§ **REQUIREMENT**: Quote the listing below in full and exactly as written, but omit every picture.

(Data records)
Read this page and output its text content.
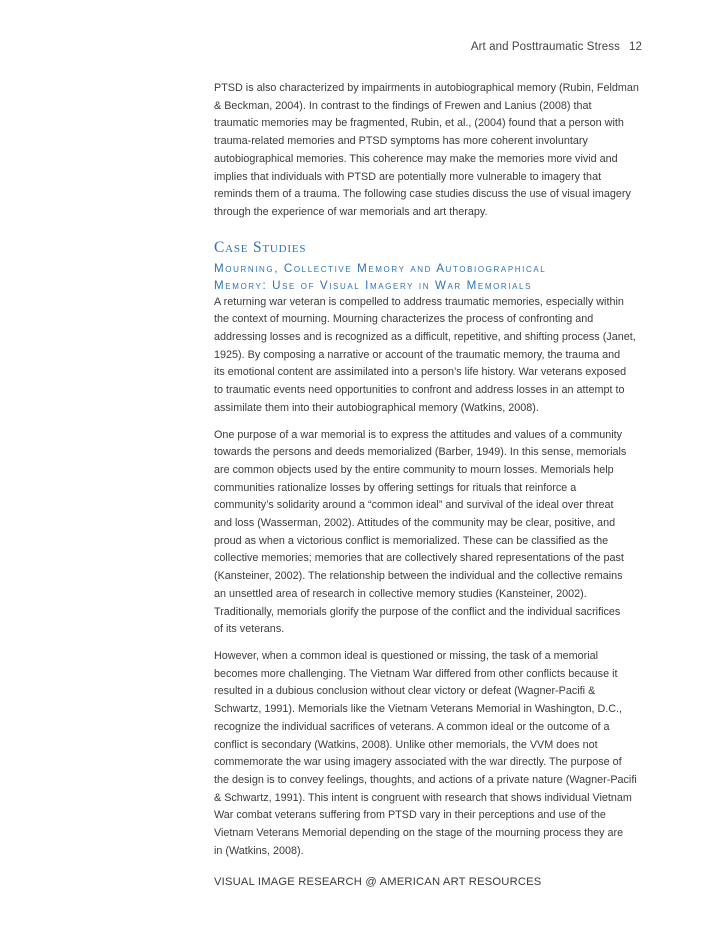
Art and Posttraumatic Stress 12

PTSD is also characterized by impairments in autobiographical memory (Rubin, Feldman
& Beckman, 2004). In contrast to the findings of Frewen and Lanius (2008) that
traumatic memories may be fragmented, Rubin, et al., (2004) found that a person with
trauma-related memories and PTSD symptoms has more coherent involuntary
autobiographical memories. This coherence may make the memories more vivid and
implies that individuals with PTSD are potentially more vulnerable to imagery that
reminds them of a trauma. The following case studies discuss the use of visual imagery
through the experience of war memorials and art therapy.

Case Studies
Mourning, Collective Memory and Autobiographical
Memory: Use of Visual Imagery in War Memorials

A returning war veteran is compelled to address traumatic memories, especially within
the context of mourning. Mourning characterizes the process of confronting and
addressing losses and is recognized as a difficult, repetitive, and shifting process (Janet,
1925). By composing a narrative or account of the traumatic memory, the trauma and
its emotional content are assimilated into a person’s life history. War veterans exposed
to traumatic events need opportunities to confront and address losses in an attempt to
assimilate them into their autobiographical memory (Watkins, 2008).

One purpose of a war memorial is to express the attitudes and values of a community
towards the persons and deeds memorialized (Barber, 1949). In this sense, memorials
are common objects used by the entire community to mourn losses. Memorials help
communities rationalize losses by offering settings for rituals that reinforce a
community’s solidarity around a “common ideal” and survival of the ideal over threat
and loss (Wasserman, 2002). Attitudes of the community may be clear, positive, and
proud as when a victorious conflict is memorialized. These can be classified as the
collective memories; memories that are collectively shared representations of the past
(Kansteiner, 2002). The relationship between the individual and the collective remains
an unsettled area of research in collective memory studies (Kansteiner, 2002).
Traditionally, memorials glorify the purpose of the conflict and the individual sacrifices
of its veterans.

However, when a common ideal is questioned or missing, the task of a memorial
becomes more challenging. The Vietnam War differed from other conflicts because it
resulted in a dubious conclusion without clear victory or defeat (Wagner-Pacifi &
Schwartz, 1991). Memorials like the Vietnam Veterans Memorial in Washington, D.C.,
recognize the individual sacrifices of veterans. A common ideal or the outcome of a
conflict is secondary (Watkins, 2008). Unlike other memorials, the VVM does not
commemorate the war using imagery associated with the war directly. The purpose of
the design is to convey feelings, thoughts, and actions of a private nature (Wagner-Pacifi
& Schwartz, 1991). This intent is congruent with research that shows individual Vietnam
War combat veterans suffering from PTSD vary in their perceptions and use of the
Vietnam Veterans Memorial depending on the stage of the mourning process they are
in (Watkins, 2008).

VISUAL IMAGE RESEARCH @ AMERICAN ART RESOURCES
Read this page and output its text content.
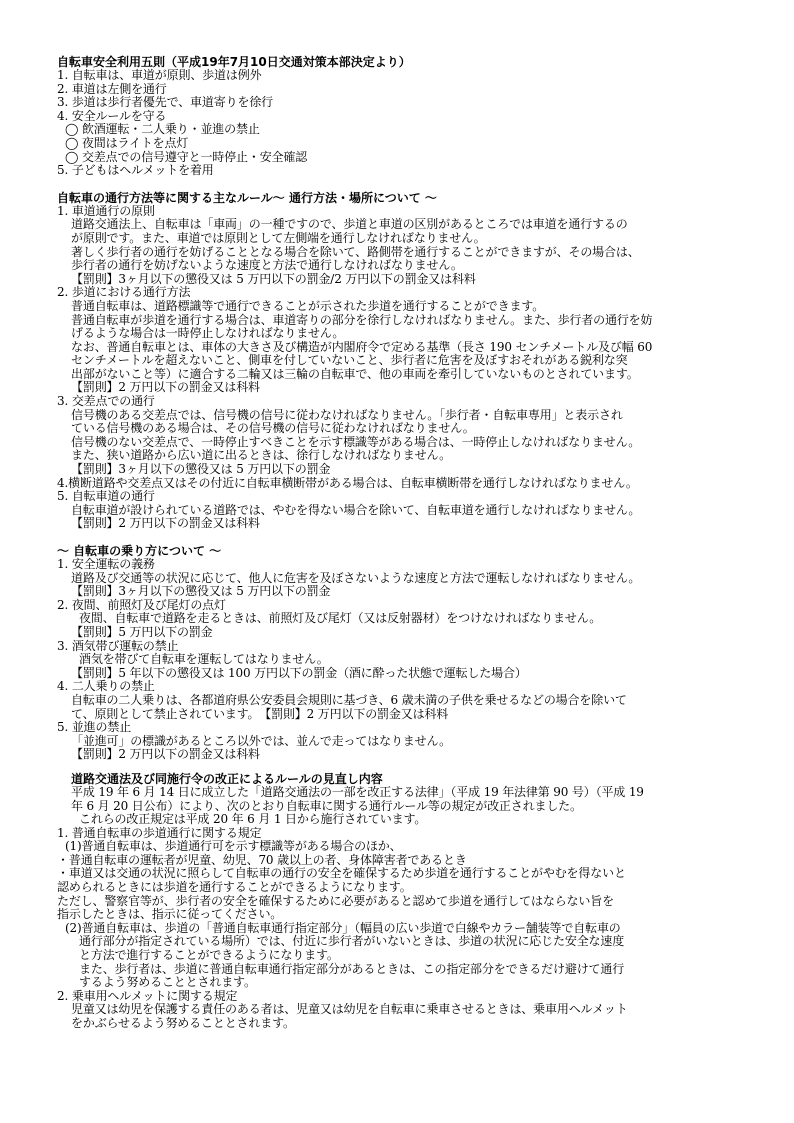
自転車安全利用五則（平成19年7月10日交通対策本部決定より）
1. 自転車は、車道が原則、歩道は例外
2. 車道は左側を通行
3. 歩道は歩行者優先で、車道寄りを徐行
4. 安全ルールを守る
◯ 飲酒運転・二人乗り・並進の禁止
◯ 夜間はライトを点灯
◯ 交差点での信号遵守と一時停止・安全確認
5. 子どもはヘルメットを着用
自転車の通行方法等に関する主なルール～ 通行方法・場所について ～
1. 車道通行の原則
道路交通法上、自転車は「車両」の一種ですので、歩道と車道の区別があるところでは車道を通行するの
が原則です。また、車道では原則として左側端を通行しなければなりません。
著しく歩行者の通行を妨げることとなる場合を除いて、路側帯を通行することができますが、その場合は、
歩行者の通行を妨げないような速度と方法で通行しなければなりません。
【罰則】3ヶ月以下の懲役又は 5 万円以下の罰金/2 万円以下の罰金又は科料
2. 歩道における通行方法
普通自転車は、道路標識等で通行できることが示された歩道を通行することができます。
普通自転車が歩道を通行する場合は、車道寄りの部分を徐行しなければなりません。また、歩行者の通行を妨
げるような場合は一時停止しなければなりません。
なお、普通自転車とは、車体の大きさ及び構造が内閣府令で定める基準（長さ 190 センチメートル及び幅 60
センチメートルを超えないこと、側車を付していないこと、歩行者に危害を及ぼすおそれがある鋭利な突
出部がないこと等）に適合する二輪又は三輪の自転車で、他の車両を牽引していないものとされています。
【罰則】2 万円以下の罰金又は科料
3. 交差点での通行
信号機のある交差点では、信号機の信号に従わなければなりません。「歩行者・自転車専用」と表示され
ている信号機のある場合は、その信号機の信号に従わなければなりません。
信号機のない交差点で、一時停止すべきことを示す標識等がある場合は、一時停止しなければなりません。
また、狭い道路から広い道に出るときは、徐行しなければなりません。
【罰則】3ヶ月以下の懲役又は 5 万円以下の罰金
4.横断道路や交差点又はその付近に自転車横断帯がある場合は、自転車横断帯を通行しなければなりません。
5. 自転車道の通行
自転車道が設けられている道路では、やむを得ない場合を除いて、自転車道を通行しなければなりません。
【罰則】2 万円以下の罰金又は科料
～ 自転車の乗り方について ～
1. 安全運転の義務
道路及び交通等の状況に応じて、他人に危害を及ぼさないような速度と方法で運転しなければなりません。
【罰則】3ヶ月以下の懲役又は 5 万円以下の罰金
2. 夜間、前照灯及び尾灯の点灯
夜間、自転車で道路を走るときは、前照灯及び尾灯（又は反射器材）をつけなければなりません。
【罰則】5 万円以下の罰金
3. 酒気帯び運転の禁止
酒気を帯びて自転車を運転してはなりません。
【罰則】5 年以下の懲役又は 100 万円以下の罰金（酒に酔った状態で運転した場合）
4. 二人乗りの禁止
自転車の二人乗りは、各都道府県公安委員会規則に基づき、6 歳未満の子供を乗せるなどの場合を除いて
て、原則として禁止されています。　【罰則】2 万円以下の罰金又は科料
5. 並進の禁止
「並進可」の標識があるところ以外では、並んで走ってはなりません。
【罰則】2 万円以下の罰金又は科料
道路交通法及び同施行令の改正によるルールの見直し内容
平成 19 年 6 月 14 日に成立した「道路交通法の一部を改正する法律」（平成 19 年法律第 90 号）（平成 19
年 6 月 20 日公布）により、次のとおり自転車に関する通行ルール等の規定が改正されました。
これらの改正規定は平成 20 年 6 月 1 日から施行されています。
1. 普通自転車の歩道通行に関する規定
(1)普通自転車は、歩道通行可を示す標識等がある場合のほか、
・普通自転車の運転者が児童、幼児、70 歳以上の者、身体障害者であるとき
・車道又は交通の状況に照らして自転車の通行の安全を確保するため歩道を通行することがやむを得ないと
認められるときには歩道を通行することができるようになります。
ただし、警察官等が、歩行者の安全を確保するために必要があると認めて歩道を通行してはならない旨を
指示したときは、指示に従ってください。
(2)普通自転車は、歩道の「普通自転車通行指定部分」（幅員の広い歩道で白線やカラー舗装等で自転車の
通行部分が指定されている場所）では、付近に歩行者がいないときは、歩道の状況に応じた安全な速度
と方法で進行することができるようになります。
また、歩行者は、歩道に普通自転車通行指定部分があるときは、この指定部分をできるだけ避けて通行
するよう努めることとされます。
2. 乗車用ヘルメットに関する規定
児童又は幼児を保護する責任のある者は、児童又は幼児を自転車に乗車させるときは、乗車用ヘルメット
をかぶらせるよう努めることとされます。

§ **THE RESPONSE**:
Read this page and output its text content.
Art and Posttraumatic Stress 12

PTSD is also characterized by impairments in autobiographical memory (Rubin, Feldman
& Beckman, 2004). In contrast to the findings of Frewen and Lanius (2008) that
traumatic memories may be fragmented, Rubin, et al., (2004) found that a person with
trauma-related memories and PTSD symptoms has more coherent involuntary
autobiographical memories. This coherence may make the memories more vivid and
implies that individuals with PTSD are potentially more vulnerable to imagery that
reminds them of a trauma. The following case studies discuss the use of visual imagery
through the experience of war memorials and art therapy.

Case Studies
Mourning, Collective Memory and Autobiographical
Memory: Use of Visual Imagery in War Memorials

A returning war veteran is compelled to address traumatic memories, especially within
the context of mourning. Mourning characterizes the process of confronting and
addressing losses and is recognized as a difficult, repetitive, and shifting process (Janet,
1925). By composing a narrative or account of the traumatic memory, the trauma and
its emotional content are assimilated into a person’s life history. War veterans exposed
to traumatic events need opportunities to confront and address losses in an attempt to
assimilate them into their autobiographical memory (Watkins, 2008).

One purpose of a war memorial is to express the attitudes and values of a community
towards the persons and deeds memorialized (Barber, 1949). In this sense, memorials
are common objects used by the entire community to mourn losses. Memorials help
communities rationalize losses by offering settings for rituals that reinforce a
community’s solidarity around a “common ideal” and survival of the ideal over threat
and loss (Wasserman, 2002). Attitudes of the community may be clear, positive, and
proud as when a victorious conflict is memorialized. These can be classified as the
collective memories; memories that are collectively shared representations of the past
(Kansteiner, 2002). The relationship between the individual and the collective remains
an unsettled area of research in collective memory studies (Kansteiner, 2002).
Traditionally, memorials glorify the purpose of the conflict and the individual sacrifices
of its veterans.

However, when a common ideal is questioned or missing, the task of a memorial
becomes more challenging. The Vietnam War differed from other conflicts because it
resulted in a dubious conclusion without clear victory or defeat (Wagner-Pacifi &
Schwartz, 1991). Memorials like the Vietnam Veterans Memorial in Washington, D.C.,
recognize the individual sacrifices of veterans. A common ideal or the outcome of a
conflict is secondary (Watkins, 2008). Unlike other memorials, the VVM does not
commemorate the war using imagery associated with the war directly. The purpose of
the design is to convey feelings, thoughts, and actions of a private nature (Wagner-Pacifi
& Schwartz, 1991). This intent is congruent with research that shows individual Vietnam
War combat veterans suffering from PTSD vary in their perceptions and use of the
Vietnam Veterans Memorial depending on the stage of the mourning process they are
in (Watkins, 2008).

VISUAL IMAGE RESEARCH @ AMERICAN ART RESOURCES
Read this page and output its text content.
自転車安全利用五則（平成19年7月10日交通対策本部決定より）
1. 自転車は、車道が原則、歩道は例外
2. 車道は左側を通行
3. 歩道は歩行者優先で、車道寄りを徐行
4. 安全ルールを守る
◯ 飲酒運転・二人乗り・並進の禁止
◯ 夜間はライトを点灯
◯ 交差点での信号遵守と一時停止・安全確認
5. 子どもはヘルメットを着用
自転車の通行方法等に関する主なルール～ 通行方法・場所について ～
1. 車道通行の原則
道路交通法上、自転車は「車両」の一種ですので、歩道と車道の区別があるところでは車道を通行するの
が原則です。また、車道では原則として左側端を通行しなければなりません。
著しく歩行者の通行を妨げることとなる場合を除いて、路側帯を通行することができますが、その場合は、
歩行者の通行を妨げないような速度と方法で通行しなければなりません。
【罰則】3ヶ月以下の懲役又は 5 万円以下の罰金/2 万円以下の罰金又は科料
2. 歩道における通行方法
普通自転車は、道路標識等で通行できることが示された歩道を通行することができます。
普通自転車が歩道を通行する場合は、車道寄りの部分を徐行しなければなりません。また、歩行者の通行を妨
げるような場合は一時停止しなければなりません。
なお、普通自転車とは、車体の大きさ及び構造が内閣府令で定める基準（長さ 190 センチメートル及び幅 60
センチメートルを超えないこと、側車を付していないこと、歩行者に危害を及ぼすおそれがある鋭利な突
出部がないこと等）に適合する二輪又は三輪の自転車で、他の車両を牽引していないものとされています。
【罰則】2 万円以下の罰金又は科料
3. 交差点での通行
信号機のある交差点では、信号機の信号に従わなければなりません。「歩行者・自転車専用」と表示され
ている信号機のある場合は、その信号機の信号に従わなければなりません。
信号機のない交差点で、一時停止すべきことを示す標識等がある場合は、一時停止しなければなりません。
また、狭い道路から広い道に出るときは、徐行しなければなりません。
【罰則】3ヶ月以下の懲役又は 5 万円以下の罰金
4.横断道路や交差点又はその付近に自転車横断帯がある場合は、自転車横断帯を通行しなければなりません。
5. 自転車道の通行
自転車道が設けられている道路では、やむを得ない場合を除いて、自転車道を通行しなければなりません。
【罰則】2 万円以下の罰金又は科料
～ 自転車の乗り方について ～
1. 安全運転の義務
道路及び交通等の状況に応じて、他人に危害を及ぼさないような速度と方法で運転しなければなりません。
【罰則】3ヶ月以下の懲役又は 5 万円以下の罰金
2. 夜間、前照灯及び尾灯の点灯
夜間、自転車で道路を走るときは、前照灯及び尾灯（又は反射器材）をつけなければなりません。
【罰則】5 万円以下の罰金
3. 酒気帯び運転の禁止
酒気を帯びて自転車を運転してはなりません。
【罰則】5 年以下の懲役又は 100 万円以下の罰金（酒に酔った状態で運転した場合）
4. 二人乗りの禁止
自転車の二人乗りは、各都道府県公安委員会規則に基づき、6 歳未満の子供を乗せるなどの場合を除いて
て、原則として禁止されています。　【罰則】2 万円以下の罰金又は科料
5. 並進の禁止
「並進可」の標識があるところ以外では、並んで走ってはなりません。
【罰則】2 万円以下の罰金又は科料
道路交通法及び同施行令の改正によるルールの見直し内容
平成 19 年 6 月 14 日に成立した「道路交通法の一部を改正する法律」（平成 19 年法律第 90 号）（平成 19
年 6 月 20 日公布）により、次のとおり自転車に関する通行ルール等の規定が改正されました。
これらの改正規定は平成 20 年 6 月 1 日から施行されています。
1. 普通自転車の歩道通行に関する規定
(1)普通自転車は、歩道通行可を示す標識等がある場合のほか、
・普通自転車の運転者が児童、幼児、70 歳以上の者、身体障害者であるとき
・車道又は交通の状況に照らして自転車の通行の安全を確保するため歩道を通行することがやむを得ないと
認められるときには歩道を通行することができるようになります。
ただし、警察官等が、歩行者の安全を確保するために必要があると認めて歩道を通行してはならない旨を
指示したときは、指示に従ってください。
(2)普通自転車は、歩道の「普通自転車通行指定部分」（幅員の広い歩道で白線やカラー舗装等で自転車の
通行部分が指定されている場所）では、付近に歩行者がいないときは、歩道の状況に応じた安全な速度
と方法で進行することができるようになります。
また、歩行者は、歩道に普通自転車通行指定部分があるときは、この指定部分をできるだけ避けて通行
するよう努めることとされます。
2. 乗車用ヘルメットに関する規定
児童又は幼児を保護する責任のある者は、児童又は幼児を自転車に乗車させるときは、乗車用ヘルメット
をかぶらせるよう努めることとされます。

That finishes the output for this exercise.